A run of records

↓↓↓

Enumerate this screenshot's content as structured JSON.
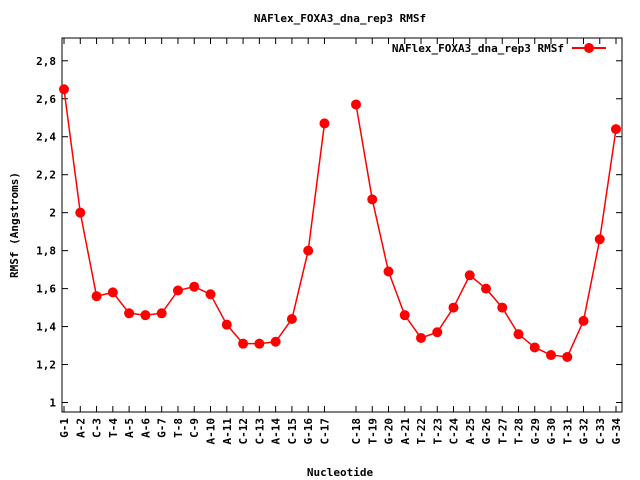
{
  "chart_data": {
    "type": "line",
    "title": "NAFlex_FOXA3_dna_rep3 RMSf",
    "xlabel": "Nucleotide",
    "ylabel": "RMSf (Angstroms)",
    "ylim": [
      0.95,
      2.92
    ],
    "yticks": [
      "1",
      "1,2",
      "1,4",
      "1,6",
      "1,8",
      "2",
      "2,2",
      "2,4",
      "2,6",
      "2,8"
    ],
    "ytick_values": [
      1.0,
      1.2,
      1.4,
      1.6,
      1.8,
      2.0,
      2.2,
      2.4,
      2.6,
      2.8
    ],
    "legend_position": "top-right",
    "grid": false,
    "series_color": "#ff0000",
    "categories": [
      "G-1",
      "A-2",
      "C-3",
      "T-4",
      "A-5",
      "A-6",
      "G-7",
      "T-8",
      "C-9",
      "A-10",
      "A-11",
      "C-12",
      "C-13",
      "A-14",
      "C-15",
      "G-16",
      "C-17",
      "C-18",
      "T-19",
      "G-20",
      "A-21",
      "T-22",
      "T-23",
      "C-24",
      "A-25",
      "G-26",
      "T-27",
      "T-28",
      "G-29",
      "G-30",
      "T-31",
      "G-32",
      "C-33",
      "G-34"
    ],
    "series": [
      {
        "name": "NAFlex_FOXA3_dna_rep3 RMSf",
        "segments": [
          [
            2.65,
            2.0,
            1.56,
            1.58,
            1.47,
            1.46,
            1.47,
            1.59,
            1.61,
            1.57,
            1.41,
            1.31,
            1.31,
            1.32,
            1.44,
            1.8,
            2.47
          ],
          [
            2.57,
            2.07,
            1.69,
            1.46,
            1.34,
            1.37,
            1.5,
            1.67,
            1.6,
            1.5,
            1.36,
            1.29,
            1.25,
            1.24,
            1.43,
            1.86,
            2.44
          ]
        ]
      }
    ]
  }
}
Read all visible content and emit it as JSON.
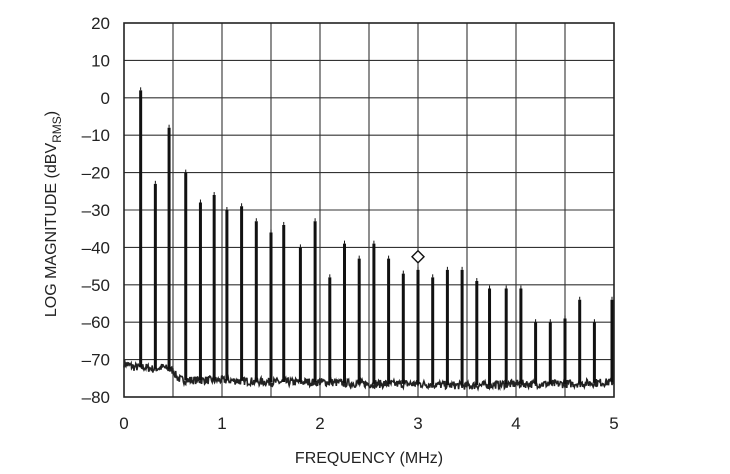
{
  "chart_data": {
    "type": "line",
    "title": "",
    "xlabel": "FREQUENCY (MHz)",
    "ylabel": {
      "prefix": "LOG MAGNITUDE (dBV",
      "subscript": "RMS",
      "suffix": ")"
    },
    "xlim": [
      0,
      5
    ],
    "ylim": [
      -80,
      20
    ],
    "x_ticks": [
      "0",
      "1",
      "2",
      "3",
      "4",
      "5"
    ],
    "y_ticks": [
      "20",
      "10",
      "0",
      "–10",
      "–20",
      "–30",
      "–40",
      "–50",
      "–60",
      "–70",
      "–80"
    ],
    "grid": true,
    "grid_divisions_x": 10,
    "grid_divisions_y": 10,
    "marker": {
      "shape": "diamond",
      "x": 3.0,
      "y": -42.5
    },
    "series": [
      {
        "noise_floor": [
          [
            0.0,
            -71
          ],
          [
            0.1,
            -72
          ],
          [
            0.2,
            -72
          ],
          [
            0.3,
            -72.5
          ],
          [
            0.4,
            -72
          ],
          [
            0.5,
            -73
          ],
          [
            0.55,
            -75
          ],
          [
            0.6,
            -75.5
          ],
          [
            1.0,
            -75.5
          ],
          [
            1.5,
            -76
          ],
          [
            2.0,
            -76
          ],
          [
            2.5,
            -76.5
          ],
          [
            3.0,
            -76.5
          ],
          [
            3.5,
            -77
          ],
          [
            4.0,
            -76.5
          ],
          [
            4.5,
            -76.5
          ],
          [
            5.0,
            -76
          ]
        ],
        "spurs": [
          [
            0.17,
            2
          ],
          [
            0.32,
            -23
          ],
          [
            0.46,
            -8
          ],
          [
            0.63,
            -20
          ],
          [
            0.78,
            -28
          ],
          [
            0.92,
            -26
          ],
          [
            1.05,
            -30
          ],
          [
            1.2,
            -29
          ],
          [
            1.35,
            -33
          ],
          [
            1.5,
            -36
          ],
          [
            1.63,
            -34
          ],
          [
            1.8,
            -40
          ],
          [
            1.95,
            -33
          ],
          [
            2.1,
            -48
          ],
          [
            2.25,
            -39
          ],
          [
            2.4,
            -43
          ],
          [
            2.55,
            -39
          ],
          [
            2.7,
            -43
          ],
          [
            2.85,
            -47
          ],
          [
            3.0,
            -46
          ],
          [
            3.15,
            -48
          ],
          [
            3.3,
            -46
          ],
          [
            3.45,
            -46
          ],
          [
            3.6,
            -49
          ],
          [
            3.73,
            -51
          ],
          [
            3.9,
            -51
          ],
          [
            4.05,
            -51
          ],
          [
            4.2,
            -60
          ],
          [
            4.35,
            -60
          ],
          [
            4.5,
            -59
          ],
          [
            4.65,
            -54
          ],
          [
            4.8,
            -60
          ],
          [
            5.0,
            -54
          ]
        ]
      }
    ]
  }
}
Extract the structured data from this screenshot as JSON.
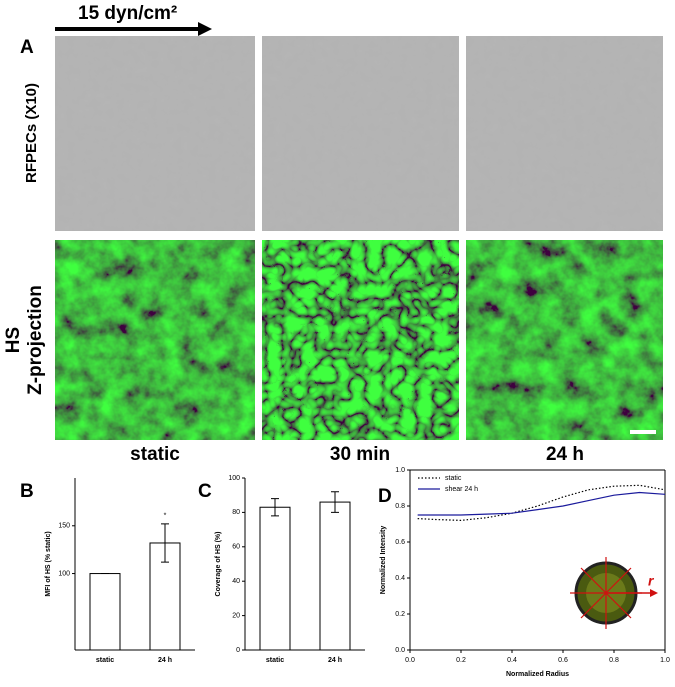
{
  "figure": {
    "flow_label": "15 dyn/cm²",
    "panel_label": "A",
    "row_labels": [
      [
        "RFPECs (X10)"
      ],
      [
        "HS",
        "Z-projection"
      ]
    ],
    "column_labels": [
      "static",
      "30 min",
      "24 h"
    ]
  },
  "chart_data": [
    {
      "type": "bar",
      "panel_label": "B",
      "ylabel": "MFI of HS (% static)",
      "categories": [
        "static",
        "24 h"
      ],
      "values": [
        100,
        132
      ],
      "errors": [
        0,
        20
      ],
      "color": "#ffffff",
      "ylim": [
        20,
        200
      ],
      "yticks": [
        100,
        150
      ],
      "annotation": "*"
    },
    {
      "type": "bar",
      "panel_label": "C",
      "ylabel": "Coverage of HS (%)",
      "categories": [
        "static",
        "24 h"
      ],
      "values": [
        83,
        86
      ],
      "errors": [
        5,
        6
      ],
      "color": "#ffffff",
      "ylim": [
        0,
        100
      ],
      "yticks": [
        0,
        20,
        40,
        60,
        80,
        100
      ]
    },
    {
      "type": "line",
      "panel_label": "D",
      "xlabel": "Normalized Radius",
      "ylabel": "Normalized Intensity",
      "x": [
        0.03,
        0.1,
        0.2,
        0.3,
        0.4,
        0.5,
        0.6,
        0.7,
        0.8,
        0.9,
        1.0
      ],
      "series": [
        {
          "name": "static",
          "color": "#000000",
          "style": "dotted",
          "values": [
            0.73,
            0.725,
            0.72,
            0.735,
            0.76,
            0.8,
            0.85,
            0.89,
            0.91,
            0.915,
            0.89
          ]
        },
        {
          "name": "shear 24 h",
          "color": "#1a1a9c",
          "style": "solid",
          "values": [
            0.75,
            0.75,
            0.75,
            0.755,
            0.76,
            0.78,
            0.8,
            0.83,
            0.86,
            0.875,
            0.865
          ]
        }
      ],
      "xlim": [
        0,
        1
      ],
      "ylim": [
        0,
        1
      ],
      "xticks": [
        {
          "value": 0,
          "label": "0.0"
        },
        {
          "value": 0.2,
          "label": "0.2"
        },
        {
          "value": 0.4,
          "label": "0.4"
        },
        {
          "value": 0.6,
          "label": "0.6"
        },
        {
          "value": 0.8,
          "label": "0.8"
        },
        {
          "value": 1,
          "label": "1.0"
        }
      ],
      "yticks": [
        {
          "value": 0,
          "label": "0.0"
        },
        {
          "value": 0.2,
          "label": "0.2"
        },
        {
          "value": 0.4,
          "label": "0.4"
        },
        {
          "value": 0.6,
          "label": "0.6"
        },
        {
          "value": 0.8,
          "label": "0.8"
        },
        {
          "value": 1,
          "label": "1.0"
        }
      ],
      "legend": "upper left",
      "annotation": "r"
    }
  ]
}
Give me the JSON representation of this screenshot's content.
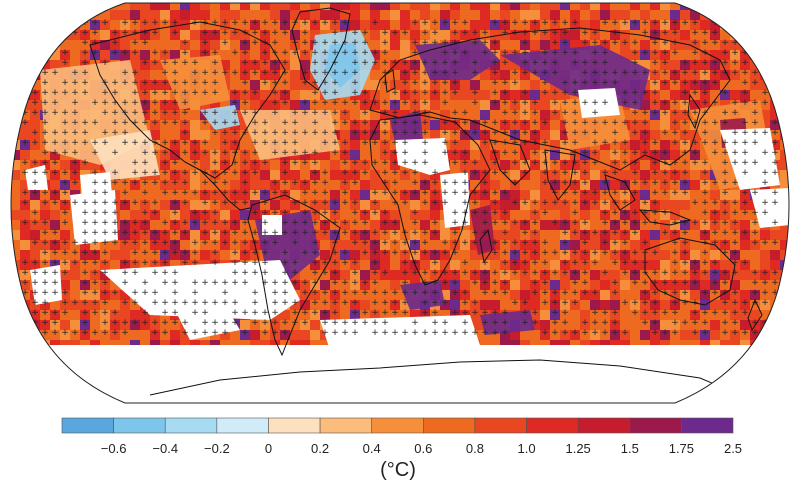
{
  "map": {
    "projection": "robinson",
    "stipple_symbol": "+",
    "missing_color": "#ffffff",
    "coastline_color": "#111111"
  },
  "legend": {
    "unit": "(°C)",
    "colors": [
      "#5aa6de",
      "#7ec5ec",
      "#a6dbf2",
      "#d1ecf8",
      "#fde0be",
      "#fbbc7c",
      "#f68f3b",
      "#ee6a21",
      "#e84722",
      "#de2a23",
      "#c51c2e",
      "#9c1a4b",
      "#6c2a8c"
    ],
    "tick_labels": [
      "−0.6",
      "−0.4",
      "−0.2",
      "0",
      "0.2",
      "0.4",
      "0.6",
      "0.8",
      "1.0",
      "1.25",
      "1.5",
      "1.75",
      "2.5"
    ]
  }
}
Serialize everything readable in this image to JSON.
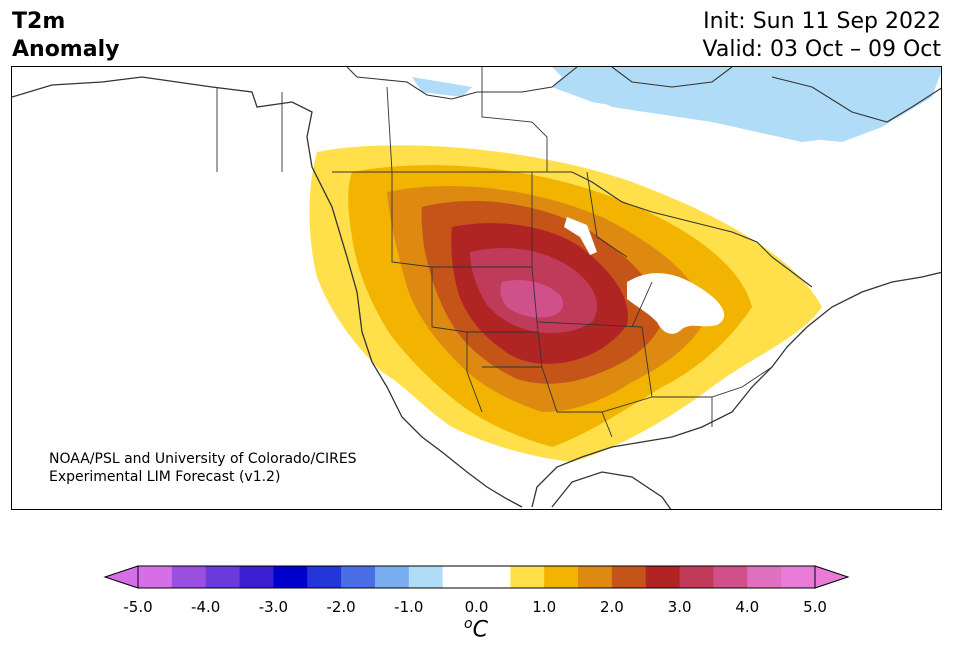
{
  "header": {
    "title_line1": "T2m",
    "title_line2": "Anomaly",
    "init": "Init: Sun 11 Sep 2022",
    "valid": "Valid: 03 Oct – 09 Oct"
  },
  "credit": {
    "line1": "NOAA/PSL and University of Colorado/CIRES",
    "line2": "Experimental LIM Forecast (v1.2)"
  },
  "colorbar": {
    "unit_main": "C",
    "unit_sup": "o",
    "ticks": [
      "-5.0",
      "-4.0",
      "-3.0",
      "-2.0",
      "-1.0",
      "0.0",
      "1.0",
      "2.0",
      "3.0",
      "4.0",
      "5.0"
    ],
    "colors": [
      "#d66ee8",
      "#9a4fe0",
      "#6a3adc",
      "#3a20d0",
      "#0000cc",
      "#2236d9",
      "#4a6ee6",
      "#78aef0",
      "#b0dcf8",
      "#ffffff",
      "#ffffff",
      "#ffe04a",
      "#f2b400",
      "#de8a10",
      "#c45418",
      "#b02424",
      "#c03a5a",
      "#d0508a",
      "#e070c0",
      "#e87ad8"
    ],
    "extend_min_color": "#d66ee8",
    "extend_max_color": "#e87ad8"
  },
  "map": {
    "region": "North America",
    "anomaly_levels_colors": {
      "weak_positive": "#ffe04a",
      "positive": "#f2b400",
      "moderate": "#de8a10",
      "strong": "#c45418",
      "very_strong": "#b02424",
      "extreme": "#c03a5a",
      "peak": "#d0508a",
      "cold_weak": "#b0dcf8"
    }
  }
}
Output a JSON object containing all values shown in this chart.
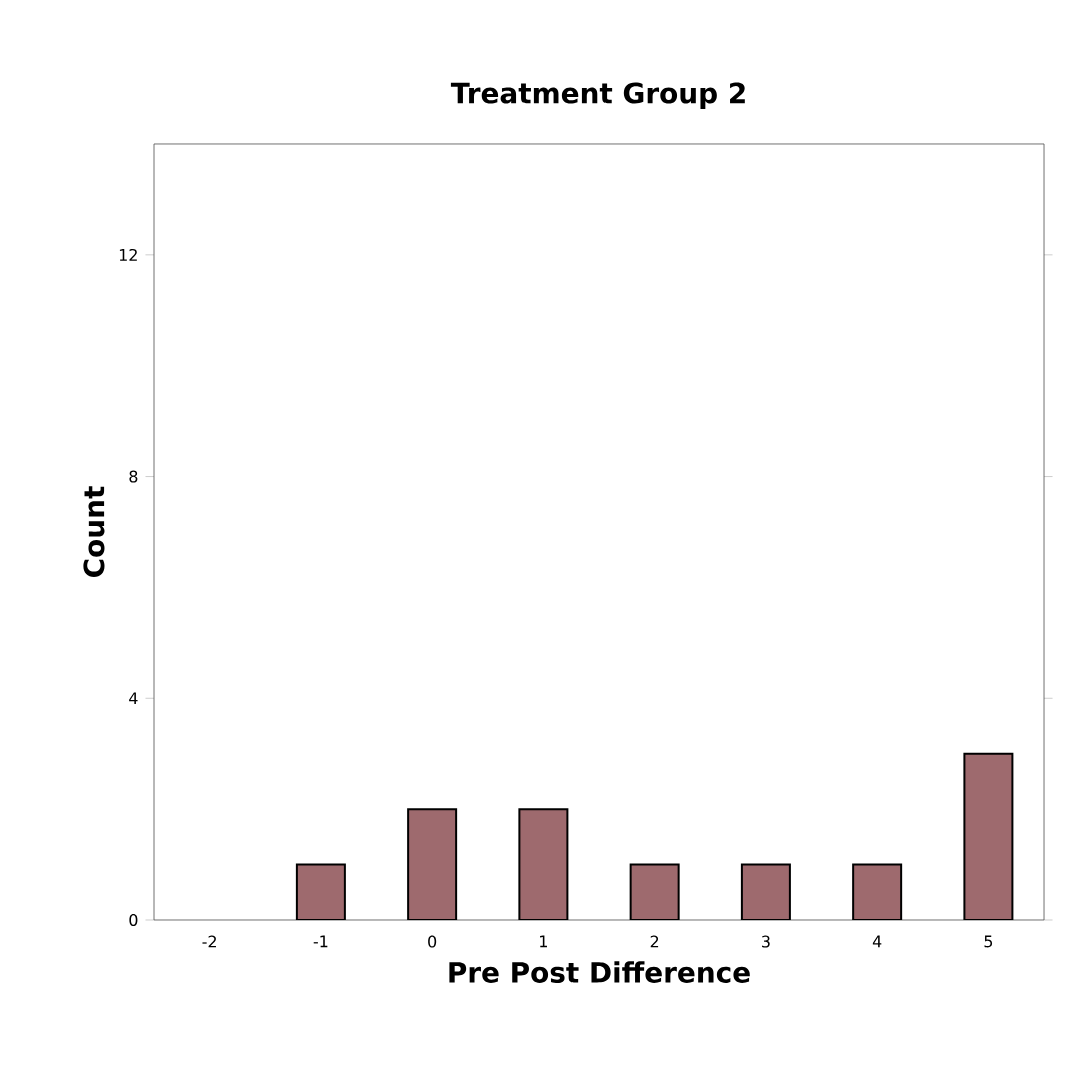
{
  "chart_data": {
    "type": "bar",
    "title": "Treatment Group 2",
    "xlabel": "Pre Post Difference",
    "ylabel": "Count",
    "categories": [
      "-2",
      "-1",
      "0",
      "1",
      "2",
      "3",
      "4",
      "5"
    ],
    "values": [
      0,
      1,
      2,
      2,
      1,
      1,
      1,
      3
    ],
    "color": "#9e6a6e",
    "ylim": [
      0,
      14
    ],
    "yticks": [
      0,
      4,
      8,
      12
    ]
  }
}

↑↑↑

### OBJECTIVE
Find the word "content" and list each line it appears in.

### SOLVED EXERCISE
Enumerate this screenshot's content as structured JSON.
Read all visible content and emit it as JSON.
Give me the JSON representation of this screenshot's content.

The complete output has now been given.